## What is expected
Produce an exact copy of the lines from the line containing "Extract all readable text from this page." through the last line of the entries below, and only those lines.

## Data for this task
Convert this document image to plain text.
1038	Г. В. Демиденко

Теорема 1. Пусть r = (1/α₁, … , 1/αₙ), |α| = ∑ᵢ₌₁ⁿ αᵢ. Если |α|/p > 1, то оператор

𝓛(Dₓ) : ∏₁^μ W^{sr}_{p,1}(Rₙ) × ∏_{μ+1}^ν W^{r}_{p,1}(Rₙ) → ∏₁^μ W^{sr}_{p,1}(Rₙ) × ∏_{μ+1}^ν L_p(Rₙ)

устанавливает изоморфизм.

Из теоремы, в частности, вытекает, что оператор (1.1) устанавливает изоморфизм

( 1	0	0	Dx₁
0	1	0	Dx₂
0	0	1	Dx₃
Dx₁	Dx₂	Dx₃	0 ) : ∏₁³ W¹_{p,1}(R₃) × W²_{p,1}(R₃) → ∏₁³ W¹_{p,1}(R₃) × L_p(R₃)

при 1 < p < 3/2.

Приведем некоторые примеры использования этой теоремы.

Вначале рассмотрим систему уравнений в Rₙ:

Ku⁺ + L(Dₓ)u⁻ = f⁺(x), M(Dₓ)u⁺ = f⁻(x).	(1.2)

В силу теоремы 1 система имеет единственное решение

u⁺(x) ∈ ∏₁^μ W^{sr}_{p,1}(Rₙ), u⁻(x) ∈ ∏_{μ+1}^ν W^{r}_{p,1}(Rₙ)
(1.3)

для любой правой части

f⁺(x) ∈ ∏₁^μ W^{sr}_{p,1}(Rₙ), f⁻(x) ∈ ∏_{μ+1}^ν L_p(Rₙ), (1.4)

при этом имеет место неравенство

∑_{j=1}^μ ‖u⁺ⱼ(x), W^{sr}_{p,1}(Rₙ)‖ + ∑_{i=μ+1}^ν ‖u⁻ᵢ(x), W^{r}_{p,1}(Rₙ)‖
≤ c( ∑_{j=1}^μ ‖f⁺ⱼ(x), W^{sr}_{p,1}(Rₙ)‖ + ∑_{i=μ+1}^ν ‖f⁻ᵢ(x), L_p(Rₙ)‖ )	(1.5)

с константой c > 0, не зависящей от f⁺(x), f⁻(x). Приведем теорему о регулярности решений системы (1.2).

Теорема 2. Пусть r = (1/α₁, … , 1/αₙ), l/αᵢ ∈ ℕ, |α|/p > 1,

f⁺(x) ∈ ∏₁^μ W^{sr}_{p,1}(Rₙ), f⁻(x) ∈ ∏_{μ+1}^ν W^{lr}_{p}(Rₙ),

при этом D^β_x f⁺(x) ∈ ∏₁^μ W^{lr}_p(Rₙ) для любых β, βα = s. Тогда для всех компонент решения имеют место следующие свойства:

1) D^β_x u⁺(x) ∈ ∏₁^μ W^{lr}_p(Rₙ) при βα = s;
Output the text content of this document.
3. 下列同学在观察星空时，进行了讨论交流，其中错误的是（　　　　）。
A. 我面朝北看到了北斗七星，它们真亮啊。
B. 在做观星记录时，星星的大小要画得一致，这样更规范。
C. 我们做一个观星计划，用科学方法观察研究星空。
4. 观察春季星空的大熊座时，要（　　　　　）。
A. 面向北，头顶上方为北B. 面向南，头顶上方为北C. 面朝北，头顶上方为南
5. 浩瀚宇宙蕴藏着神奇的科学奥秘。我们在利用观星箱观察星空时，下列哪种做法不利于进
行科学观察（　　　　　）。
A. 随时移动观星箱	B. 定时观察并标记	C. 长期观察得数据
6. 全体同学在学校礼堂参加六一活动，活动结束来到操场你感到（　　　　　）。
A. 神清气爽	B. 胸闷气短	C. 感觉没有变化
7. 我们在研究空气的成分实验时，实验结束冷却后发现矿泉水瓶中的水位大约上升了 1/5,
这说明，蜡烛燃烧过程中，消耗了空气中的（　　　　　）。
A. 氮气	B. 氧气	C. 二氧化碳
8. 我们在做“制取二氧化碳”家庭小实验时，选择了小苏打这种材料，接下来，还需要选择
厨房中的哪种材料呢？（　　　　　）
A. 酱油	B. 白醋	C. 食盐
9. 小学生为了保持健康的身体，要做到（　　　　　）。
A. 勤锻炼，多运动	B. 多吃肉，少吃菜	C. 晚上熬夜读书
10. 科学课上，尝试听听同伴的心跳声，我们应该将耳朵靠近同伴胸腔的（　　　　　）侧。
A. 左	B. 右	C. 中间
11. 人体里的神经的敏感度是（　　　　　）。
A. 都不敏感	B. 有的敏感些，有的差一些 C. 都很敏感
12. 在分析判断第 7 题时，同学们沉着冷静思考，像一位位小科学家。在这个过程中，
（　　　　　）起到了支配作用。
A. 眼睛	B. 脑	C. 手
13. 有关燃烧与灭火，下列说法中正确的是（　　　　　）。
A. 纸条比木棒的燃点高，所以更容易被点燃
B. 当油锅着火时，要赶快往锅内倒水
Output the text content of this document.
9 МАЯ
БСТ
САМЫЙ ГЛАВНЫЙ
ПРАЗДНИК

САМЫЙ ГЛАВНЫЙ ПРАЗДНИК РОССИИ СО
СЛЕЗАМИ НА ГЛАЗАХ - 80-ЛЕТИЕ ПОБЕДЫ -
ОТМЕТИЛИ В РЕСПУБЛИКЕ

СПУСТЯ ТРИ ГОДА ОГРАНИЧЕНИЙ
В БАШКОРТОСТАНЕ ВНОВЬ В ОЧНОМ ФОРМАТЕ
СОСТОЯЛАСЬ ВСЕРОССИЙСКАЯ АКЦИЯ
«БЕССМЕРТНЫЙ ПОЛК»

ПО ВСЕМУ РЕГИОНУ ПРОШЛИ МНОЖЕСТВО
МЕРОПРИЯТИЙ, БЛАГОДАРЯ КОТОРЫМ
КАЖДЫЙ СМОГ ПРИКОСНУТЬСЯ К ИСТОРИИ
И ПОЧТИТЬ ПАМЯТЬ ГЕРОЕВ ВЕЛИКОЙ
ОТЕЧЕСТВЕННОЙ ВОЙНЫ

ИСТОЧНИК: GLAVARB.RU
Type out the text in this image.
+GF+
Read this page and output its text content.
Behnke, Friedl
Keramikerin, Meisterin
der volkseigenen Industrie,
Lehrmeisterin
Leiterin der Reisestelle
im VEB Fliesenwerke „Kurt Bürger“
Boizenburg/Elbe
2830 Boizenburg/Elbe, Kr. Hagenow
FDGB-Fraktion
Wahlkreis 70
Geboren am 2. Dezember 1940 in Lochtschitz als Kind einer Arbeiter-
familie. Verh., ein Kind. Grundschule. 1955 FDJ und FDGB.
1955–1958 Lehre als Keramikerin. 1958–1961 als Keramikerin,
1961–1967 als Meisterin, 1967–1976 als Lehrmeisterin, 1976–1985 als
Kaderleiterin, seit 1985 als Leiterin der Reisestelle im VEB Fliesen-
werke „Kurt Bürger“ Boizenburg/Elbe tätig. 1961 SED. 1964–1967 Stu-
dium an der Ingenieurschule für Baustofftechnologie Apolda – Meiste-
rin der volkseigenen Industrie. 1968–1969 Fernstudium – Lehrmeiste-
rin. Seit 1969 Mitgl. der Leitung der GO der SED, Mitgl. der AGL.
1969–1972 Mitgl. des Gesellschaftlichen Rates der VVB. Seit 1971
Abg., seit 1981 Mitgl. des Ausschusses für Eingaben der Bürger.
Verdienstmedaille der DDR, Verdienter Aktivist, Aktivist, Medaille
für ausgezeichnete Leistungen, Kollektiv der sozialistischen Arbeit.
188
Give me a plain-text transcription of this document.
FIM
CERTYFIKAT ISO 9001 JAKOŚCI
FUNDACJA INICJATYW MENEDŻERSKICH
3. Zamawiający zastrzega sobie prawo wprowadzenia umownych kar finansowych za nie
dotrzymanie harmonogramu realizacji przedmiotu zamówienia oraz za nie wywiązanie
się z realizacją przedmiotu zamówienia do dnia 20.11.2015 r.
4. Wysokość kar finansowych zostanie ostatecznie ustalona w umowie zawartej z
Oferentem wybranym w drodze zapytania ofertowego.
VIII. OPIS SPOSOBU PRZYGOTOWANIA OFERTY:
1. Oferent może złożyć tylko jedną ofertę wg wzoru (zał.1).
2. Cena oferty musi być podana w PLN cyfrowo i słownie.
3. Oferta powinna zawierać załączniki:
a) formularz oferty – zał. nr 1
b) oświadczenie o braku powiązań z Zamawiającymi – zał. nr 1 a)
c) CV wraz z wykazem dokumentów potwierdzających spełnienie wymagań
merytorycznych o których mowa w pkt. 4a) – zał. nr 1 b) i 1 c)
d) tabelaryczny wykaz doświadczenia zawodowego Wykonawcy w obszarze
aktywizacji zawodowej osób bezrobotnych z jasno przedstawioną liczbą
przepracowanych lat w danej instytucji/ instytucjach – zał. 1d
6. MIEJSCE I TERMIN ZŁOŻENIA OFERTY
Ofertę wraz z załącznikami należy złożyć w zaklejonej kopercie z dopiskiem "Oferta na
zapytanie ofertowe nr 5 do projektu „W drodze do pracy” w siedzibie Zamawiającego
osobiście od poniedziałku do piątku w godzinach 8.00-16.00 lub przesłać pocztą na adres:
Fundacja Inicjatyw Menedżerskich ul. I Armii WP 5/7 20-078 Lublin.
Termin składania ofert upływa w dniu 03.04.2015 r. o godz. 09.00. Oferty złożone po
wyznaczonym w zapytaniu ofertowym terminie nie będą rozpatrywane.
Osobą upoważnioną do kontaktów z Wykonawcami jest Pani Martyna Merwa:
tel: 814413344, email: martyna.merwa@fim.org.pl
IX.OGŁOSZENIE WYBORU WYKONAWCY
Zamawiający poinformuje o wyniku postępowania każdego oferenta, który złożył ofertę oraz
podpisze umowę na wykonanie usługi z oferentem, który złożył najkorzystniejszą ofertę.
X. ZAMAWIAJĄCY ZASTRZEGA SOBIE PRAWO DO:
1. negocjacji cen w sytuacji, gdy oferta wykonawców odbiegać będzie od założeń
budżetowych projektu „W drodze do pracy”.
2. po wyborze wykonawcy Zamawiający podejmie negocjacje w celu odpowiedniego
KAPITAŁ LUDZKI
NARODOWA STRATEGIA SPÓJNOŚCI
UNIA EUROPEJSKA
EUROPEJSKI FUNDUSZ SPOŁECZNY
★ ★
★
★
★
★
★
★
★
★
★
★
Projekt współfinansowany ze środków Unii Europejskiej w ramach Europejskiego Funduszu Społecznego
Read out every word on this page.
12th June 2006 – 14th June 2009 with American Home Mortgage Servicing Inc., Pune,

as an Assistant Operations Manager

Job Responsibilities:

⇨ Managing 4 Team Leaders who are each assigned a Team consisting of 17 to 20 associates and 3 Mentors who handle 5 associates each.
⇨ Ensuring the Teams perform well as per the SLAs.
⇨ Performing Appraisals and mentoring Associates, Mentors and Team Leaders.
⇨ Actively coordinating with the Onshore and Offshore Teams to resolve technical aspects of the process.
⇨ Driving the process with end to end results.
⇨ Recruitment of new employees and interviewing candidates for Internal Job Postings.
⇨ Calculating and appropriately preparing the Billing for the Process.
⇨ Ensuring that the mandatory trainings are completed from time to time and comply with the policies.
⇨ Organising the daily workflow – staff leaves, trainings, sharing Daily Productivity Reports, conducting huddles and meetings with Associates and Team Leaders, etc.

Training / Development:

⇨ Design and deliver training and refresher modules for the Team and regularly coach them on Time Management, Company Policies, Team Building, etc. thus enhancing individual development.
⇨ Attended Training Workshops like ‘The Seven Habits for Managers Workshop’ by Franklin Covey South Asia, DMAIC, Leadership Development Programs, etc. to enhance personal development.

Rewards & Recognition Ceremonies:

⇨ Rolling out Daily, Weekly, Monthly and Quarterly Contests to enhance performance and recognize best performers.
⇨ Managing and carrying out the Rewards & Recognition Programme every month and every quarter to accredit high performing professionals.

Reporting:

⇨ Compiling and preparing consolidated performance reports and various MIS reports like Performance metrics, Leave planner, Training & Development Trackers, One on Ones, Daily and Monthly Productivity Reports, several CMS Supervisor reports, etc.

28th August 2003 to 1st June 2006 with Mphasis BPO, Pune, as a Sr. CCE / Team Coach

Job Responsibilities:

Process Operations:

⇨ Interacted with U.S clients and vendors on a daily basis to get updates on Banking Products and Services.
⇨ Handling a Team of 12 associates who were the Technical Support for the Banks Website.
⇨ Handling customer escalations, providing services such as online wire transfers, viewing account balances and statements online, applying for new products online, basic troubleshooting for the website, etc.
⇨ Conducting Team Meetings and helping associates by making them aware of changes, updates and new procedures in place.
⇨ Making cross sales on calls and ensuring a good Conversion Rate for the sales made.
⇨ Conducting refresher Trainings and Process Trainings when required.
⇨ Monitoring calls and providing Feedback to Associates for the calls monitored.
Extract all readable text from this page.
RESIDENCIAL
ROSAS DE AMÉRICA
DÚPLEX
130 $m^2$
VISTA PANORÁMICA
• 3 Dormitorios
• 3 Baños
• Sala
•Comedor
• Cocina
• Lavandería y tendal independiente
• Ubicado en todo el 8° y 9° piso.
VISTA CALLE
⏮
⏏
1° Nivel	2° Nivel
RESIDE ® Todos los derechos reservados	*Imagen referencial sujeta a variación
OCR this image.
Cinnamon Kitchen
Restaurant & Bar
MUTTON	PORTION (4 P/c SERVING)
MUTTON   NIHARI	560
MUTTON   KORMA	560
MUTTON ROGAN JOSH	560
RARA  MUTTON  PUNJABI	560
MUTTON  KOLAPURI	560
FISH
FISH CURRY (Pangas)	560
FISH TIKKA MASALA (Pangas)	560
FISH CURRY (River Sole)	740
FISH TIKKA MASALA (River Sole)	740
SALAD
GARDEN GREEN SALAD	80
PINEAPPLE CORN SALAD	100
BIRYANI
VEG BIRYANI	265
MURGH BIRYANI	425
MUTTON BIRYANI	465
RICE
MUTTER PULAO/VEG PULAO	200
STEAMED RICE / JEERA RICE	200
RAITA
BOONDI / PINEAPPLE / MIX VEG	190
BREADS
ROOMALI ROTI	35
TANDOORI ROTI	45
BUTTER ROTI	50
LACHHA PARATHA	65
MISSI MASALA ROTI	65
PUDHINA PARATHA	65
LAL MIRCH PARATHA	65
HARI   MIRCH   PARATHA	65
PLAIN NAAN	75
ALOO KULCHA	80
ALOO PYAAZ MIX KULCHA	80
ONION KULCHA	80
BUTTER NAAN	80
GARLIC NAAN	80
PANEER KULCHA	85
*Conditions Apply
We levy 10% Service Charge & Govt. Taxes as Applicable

## Result for this task
Extract all readable text from this page.
RESIDENCIAL
ROSAS DE AMÉRICA
DÚPLEX
130 $m^2$
VISTA PANORÁMICA
• 3 Dormitorios
• 3 Baños
• Sala
•Comedor
• Cocina
• Lavandería y tendal independiente
• Ubicado en todo el 8° y 9° piso.
VISTA CALLE
⏮
⏏
1° Nivel	2° Nivel
RESIDE ® Todos los derechos reservados	*Imagen referencial sujeta a variación
OCR this image.
Cinnamon Kitchen
Restaurant & Bar
MUTTON	PORTION (4 P/c SERVING)
MUTTON   NIHARI	560
MUTTON   KORMA	560
MUTTON ROGAN JOSH	560
RARA  MUTTON  PUNJABI	560
MUTTON  KOLAPURI	560
FISH
FISH CURRY (Pangas)	560
FISH TIKKA MASALA (Pangas)	560
FISH CURRY (River Sole)	740
FISH TIKKA MASALA (River Sole)	740
SALAD
GARDEN GREEN SALAD	80
PINEAPPLE CORN SALAD	100
BIRYANI
VEG BIRYANI	265
MURGH BIRYANI	425
MUTTON BIRYANI	465
RICE
MUTTER PULAO/VEG PULAO	200
STEAMED RICE / JEERA RICE	200
RAITA
BOONDI / PINEAPPLE / MIX VEG	190
BREADS
ROOMALI ROTI	35
TANDOORI ROTI	45
BUTTER ROTI	50
LACHHA PARATHA	65
MISSI MASALA ROTI	65
PUDHINA PARATHA	65
LAL MIRCH PARATHA	65
HARI   MIRCH   PARATHA	65
PLAIN NAAN	75
ALOO KULCHA	80
ALOO PYAAZ MIX KULCHA	80
ONION KULCHA	80
BUTTER NAAN	80
GARLIC NAAN	80
PANEER KULCHA	85
*Conditions Apply
We levy 10% Service Charge & Govt. Taxes as Applicable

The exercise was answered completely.